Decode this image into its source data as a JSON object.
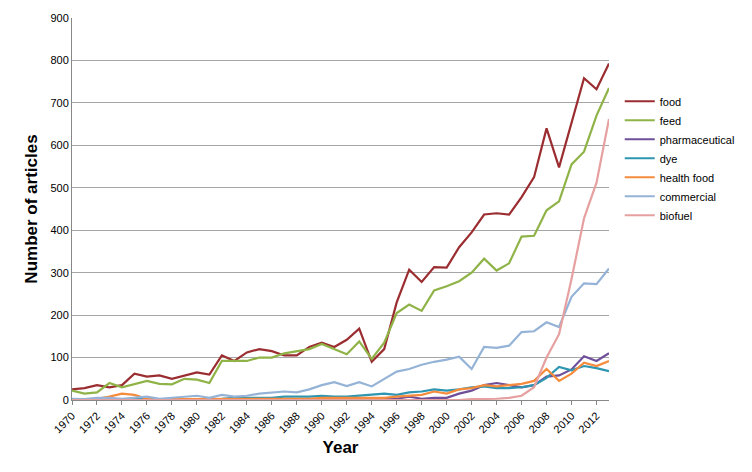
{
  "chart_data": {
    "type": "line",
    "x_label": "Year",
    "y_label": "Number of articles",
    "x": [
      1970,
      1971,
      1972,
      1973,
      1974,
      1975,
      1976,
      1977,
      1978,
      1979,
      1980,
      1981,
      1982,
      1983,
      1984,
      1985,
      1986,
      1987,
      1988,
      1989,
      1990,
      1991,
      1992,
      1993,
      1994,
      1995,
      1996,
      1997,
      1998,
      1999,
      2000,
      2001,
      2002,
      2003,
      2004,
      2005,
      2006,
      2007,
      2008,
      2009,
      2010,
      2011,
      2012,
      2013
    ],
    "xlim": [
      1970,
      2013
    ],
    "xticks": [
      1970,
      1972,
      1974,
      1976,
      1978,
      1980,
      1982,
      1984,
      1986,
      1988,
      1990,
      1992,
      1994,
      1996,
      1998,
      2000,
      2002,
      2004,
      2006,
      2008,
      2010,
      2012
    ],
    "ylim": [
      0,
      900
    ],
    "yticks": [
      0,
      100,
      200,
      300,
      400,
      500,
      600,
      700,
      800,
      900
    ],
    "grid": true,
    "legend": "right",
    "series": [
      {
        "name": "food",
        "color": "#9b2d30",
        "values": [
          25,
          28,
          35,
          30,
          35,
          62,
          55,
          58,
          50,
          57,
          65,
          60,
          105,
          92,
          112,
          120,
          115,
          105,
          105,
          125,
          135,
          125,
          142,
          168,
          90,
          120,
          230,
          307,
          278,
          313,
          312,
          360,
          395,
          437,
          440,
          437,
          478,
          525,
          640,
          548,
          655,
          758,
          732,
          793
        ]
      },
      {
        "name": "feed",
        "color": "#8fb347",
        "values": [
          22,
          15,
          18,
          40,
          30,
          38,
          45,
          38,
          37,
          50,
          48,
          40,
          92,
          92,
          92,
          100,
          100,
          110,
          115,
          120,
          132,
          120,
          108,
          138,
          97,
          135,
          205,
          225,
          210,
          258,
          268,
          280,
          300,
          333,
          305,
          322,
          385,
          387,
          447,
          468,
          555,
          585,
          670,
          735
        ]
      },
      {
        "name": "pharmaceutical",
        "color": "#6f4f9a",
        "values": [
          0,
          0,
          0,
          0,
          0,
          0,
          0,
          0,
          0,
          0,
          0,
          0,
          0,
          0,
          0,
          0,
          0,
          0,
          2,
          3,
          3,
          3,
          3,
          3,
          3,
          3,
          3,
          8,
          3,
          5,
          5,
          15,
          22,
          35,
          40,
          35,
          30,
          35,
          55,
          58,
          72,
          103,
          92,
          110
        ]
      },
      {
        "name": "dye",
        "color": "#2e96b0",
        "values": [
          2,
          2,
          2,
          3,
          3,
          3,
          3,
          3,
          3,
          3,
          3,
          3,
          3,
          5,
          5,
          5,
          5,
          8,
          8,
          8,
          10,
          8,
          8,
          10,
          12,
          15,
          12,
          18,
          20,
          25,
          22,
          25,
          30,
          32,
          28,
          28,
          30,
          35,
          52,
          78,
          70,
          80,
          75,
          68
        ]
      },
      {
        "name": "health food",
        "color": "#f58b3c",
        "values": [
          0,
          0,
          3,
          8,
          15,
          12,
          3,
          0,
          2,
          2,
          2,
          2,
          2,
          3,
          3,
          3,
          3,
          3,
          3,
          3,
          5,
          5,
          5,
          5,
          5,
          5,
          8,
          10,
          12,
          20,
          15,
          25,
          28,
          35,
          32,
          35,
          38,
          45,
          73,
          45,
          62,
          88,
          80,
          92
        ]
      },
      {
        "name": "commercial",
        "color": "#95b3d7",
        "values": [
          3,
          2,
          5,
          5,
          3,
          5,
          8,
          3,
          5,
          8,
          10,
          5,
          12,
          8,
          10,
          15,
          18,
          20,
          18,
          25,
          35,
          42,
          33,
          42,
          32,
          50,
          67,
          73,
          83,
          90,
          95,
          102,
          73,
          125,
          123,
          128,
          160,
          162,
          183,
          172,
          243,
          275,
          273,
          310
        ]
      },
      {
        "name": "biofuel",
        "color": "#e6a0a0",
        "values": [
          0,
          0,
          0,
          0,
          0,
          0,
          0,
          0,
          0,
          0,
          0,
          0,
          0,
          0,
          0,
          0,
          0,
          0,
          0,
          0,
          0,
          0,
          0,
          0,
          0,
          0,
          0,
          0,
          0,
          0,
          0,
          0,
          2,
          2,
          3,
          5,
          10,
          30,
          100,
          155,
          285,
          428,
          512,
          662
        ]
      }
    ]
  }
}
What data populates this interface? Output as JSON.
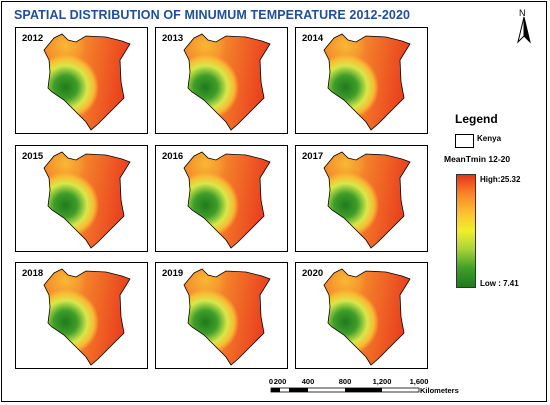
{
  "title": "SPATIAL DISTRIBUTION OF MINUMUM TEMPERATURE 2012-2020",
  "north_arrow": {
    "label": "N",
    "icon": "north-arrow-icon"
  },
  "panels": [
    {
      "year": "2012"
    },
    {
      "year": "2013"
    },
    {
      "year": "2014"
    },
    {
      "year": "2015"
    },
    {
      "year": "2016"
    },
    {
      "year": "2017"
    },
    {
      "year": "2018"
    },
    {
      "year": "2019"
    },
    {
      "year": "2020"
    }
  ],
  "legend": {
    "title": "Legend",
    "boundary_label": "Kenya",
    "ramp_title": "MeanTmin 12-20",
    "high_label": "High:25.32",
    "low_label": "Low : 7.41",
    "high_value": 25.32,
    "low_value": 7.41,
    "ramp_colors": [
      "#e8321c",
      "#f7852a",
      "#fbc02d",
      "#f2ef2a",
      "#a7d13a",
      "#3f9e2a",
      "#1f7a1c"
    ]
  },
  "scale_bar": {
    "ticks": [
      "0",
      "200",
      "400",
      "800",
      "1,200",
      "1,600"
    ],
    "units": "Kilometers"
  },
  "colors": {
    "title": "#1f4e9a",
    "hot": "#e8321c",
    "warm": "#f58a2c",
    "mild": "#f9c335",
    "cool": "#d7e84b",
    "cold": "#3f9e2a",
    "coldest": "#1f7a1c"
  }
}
-.-.-
▶ _Task brief_
Without including any pictures, print all of the material exactly as given.

▶ _Result of this task_
Decode this image into its source data as a JSON object.
{
  "chart_data": {
    "type": "line",
    "x_label": "Year",
    "y_label": "Number of articles",
    "x": [
      1970,
      1971,
      1972,
      1973,
      1974,
      1975,
      1976,
      1977,
      1978,
      1979,
      1980,
      1981,
      1982,
      1983,
      1984,
      1985,
      1986,
      1987,
      1988,
      1989,
      1990,
      1991,
      1992,
      1993,
      1994,
      1995,
      1996,
      1997,
      1998,
      1999,
      2000,
      2001,
      2002,
      2003,
      2004,
      2005,
      2006,
      2007,
      2008,
      2009,
      2010,
      2011,
      2012,
      2013
    ],
    "xlim": [
      1970,
      2013
    ],
    "xticks": [
      1970,
      1972,
      1974,
      1976,
      1978,
      1980,
      1982,
      1984,
      1986,
      1988,
      1990,
      1992,
      1994,
      1996,
      1998,
      2000,
      2002,
      2004,
      2006,
      2008,
      2010,
      2012
    ],
    "ylim": [
      0,
      900
    ],
    "yticks": [
      0,
      100,
      200,
      300,
      400,
      500,
      600,
      700,
      800,
      900
    ],
    "grid": true,
    "legend": "right",
    "series": [
      {
        "name": "food",
        "color": "#9b2d30",
        "values": [
          25,
          28,
          35,
          30,
          35,
          62,
          55,
          58,
          50,
          57,
          65,
          60,
          105,
          92,
          112,
          120,
          115,
          105,
          105,
          125,
          135,
          125,
          142,
          168,
          90,
          120,
          230,
          307,
          278,
          313,
          312,
          360,
          395,
          437,
          440,
          437,
          478,
          525,
          640,
          548,
          655,
          758,
          732,
          793
        ]
      },
      {
        "name": "feed",
        "color": "#8fb347",
        "values": [
          22,
          15,
          18,
          40,
          30,
          38,
          45,
          38,
          37,
          50,
          48,
          40,
          92,
          92,
          92,
          100,
          100,
          110,
          115,
          120,
          132,
          120,
          108,
          138,
          97,
          135,
          205,
          225,
          210,
          258,
          268,
          280,
          300,
          333,
          305,
          322,
          385,
          387,
          447,
          468,
          555,
          585,
          670,
          735
        ]
      },
      {
        "name": "pharmaceutical",
        "color": "#6f4f9a",
        "values": [
          0,
          0,
          0,
          0,
          0,
          0,
          0,
          0,
          0,
          0,
          0,
          0,
          0,
          0,
          0,
          0,
          0,
          0,
          2,
          3,
          3,
          3,
          3,
          3,
          3,
          3,
          3,
          8,
          3,
          5,
          5,
          15,
          22,
          35,
          40,
          35,
          30,
          35,
          55,
          58,
          72,
          103,
          92,
          110
        ]
      },
      {
        "name": "dye",
        "color": "#2e96b0",
        "values": [
          2,
          2,
          2,
          3,
          3,
          3,
          3,
          3,
          3,
          3,
          3,
          3,
          3,
          5,
          5,
          5,
          5,
          8,
          8,
          8,
          10,
          8,
          8,
          10,
          12,
          15,
          12,
          18,
          20,
          25,
          22,
          25,
          30,
          32,
          28,
          28,
          30,
          35,
          52,
          78,
          70,
          80,
          75,
          68
        ]
      },
      {
        "name": "health food",
        "color": "#f58b3c",
        "values": [
          0,
          0,
          3,
          8,
          15,
          12,
          3,
          0,
          2,
          2,
          2,
          2,
          2,
          3,
          3,
          3,
          3,
          3,
          3,
          3,
          5,
          5,
          5,
          5,
          5,
          5,
          8,
          10,
          12,
          20,
          15,
          25,
          28,
          35,
          32,
          35,
          38,
          45,
          73,
          45,
          62,
          88,
          80,
          92
        ]
      },
      {
        "name": "commercial",
        "color": "#95b3d7",
        "values": [
          3,
          2,
          5,
          5,
          3,
          5,
          8,
          3,
          5,
          8,
          10,
          5,
          12,
          8,
          10,
          15,
          18,
          20,
          18,
          25,
          35,
          42,
          33,
          42,
          32,
          50,
          67,
          73,
          83,
          90,
          95,
          102,
          73,
          125,
          123,
          128,
          160,
          162,
          183,
          172,
          243,
          275,
          273,
          310
        ]
      },
      {
        "name": "biofuel",
        "color": "#e6a0a0",
        "values": [
          0,
          0,
          0,
          0,
          0,
          0,
          0,
          0,
          0,
          0,
          0,
          0,
          0,
          0,
          0,
          0,
          0,
          0,
          0,
          0,
          0,
          0,
          0,
          0,
          0,
          0,
          0,
          0,
          0,
          0,
          0,
          0,
          2,
          2,
          3,
          5,
          10,
          30,
          100,
          155,
          285,
          428,
          512,
          662
        ]
      }
    ]
  }
}
What data populates this interface? Output as JSON.
{
  "title": "SPATIAL DISTRIBUTION OF MINUMUM TEMPERATURE 2012-2020",
  "north_arrow": {
    "label": "N",
    "icon": "north-arrow-icon"
  },
  "panels": [
    {
      "year": "2012"
    },
    {
      "year": "2013"
    },
    {
      "year": "2014"
    },
    {
      "year": "2015"
    },
    {
      "year": "2016"
    },
    {
      "year": "2017"
    },
    {
      "year": "2018"
    },
    {
      "year": "2019"
    },
    {
      "year": "2020"
    }
  ],
  "legend": {
    "title": "Legend",
    "boundary_label": "Kenya",
    "ramp_title": "MeanTmin 12-20",
    "high_label": "High:25.32",
    "low_label": "Low : 7.41",
    "high_value": 25.32,
    "low_value": 7.41,
    "ramp_colors": [
      "#e8321c",
      "#f7852a",
      "#fbc02d",
      "#f2ef2a",
      "#a7d13a",
      "#3f9e2a",
      "#1f7a1c"
    ]
  },
  "scale_bar": {
    "ticks": [
      "0",
      "200",
      "400",
      "800",
      "1,200",
      "1,600"
    ],
    "units": "Kilometers"
  },
  "colors": {
    "title": "#1f4e9a",
    "hot": "#e8321c",
    "warm": "#f58a2c",
    "mild": "#f9c335",
    "cool": "#d7e84b",
    "cold": "#3f9e2a",
    "coldest": "#1f7a1c"
  }
}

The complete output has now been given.